Pull out each line of the records holding the string "xlabel".

-- start of Extracted material --

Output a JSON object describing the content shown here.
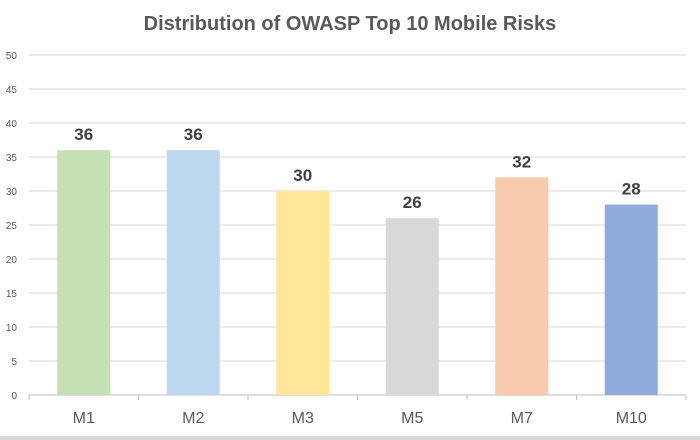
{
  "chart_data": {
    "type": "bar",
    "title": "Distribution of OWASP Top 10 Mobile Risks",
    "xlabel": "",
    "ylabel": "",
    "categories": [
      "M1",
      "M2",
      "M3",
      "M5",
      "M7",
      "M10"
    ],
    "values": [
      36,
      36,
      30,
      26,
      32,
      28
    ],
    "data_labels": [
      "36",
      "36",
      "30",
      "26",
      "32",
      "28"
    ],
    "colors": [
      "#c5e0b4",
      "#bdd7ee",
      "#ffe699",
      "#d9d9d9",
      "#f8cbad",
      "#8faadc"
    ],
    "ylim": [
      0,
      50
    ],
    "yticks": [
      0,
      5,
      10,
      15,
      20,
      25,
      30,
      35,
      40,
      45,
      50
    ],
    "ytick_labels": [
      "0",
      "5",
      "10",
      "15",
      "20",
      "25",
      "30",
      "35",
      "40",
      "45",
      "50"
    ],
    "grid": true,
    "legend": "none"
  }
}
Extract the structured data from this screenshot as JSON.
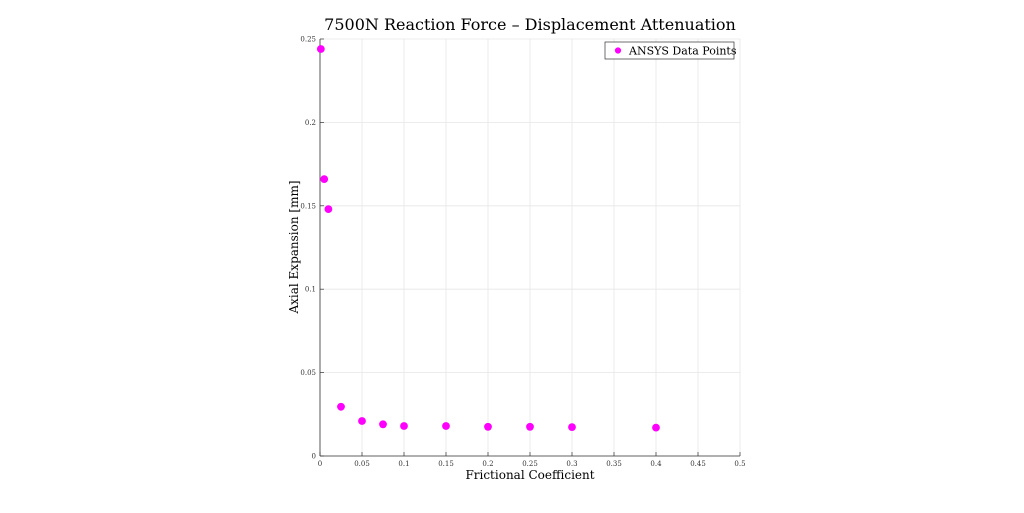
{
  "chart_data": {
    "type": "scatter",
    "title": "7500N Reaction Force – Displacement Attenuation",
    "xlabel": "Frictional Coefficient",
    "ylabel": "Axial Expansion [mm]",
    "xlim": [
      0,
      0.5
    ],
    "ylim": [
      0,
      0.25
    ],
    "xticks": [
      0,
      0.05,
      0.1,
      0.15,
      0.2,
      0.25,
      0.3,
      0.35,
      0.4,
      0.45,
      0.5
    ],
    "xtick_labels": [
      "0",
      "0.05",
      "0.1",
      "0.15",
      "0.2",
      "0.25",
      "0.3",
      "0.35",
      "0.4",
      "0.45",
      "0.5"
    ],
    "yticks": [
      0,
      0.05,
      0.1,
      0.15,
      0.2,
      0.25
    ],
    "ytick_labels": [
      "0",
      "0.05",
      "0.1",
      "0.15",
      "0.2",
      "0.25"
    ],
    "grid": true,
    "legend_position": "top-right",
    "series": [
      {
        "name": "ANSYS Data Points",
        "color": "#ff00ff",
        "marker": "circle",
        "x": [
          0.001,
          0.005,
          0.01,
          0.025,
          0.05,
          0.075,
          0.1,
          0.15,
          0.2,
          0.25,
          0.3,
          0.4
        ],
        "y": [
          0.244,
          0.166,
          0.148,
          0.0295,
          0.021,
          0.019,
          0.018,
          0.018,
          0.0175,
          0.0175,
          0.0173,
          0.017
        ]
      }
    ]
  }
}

-- end of Extracted material --

- **Reply**
    "xlabel": "",
    "xlabel": "Frictional Coefficient",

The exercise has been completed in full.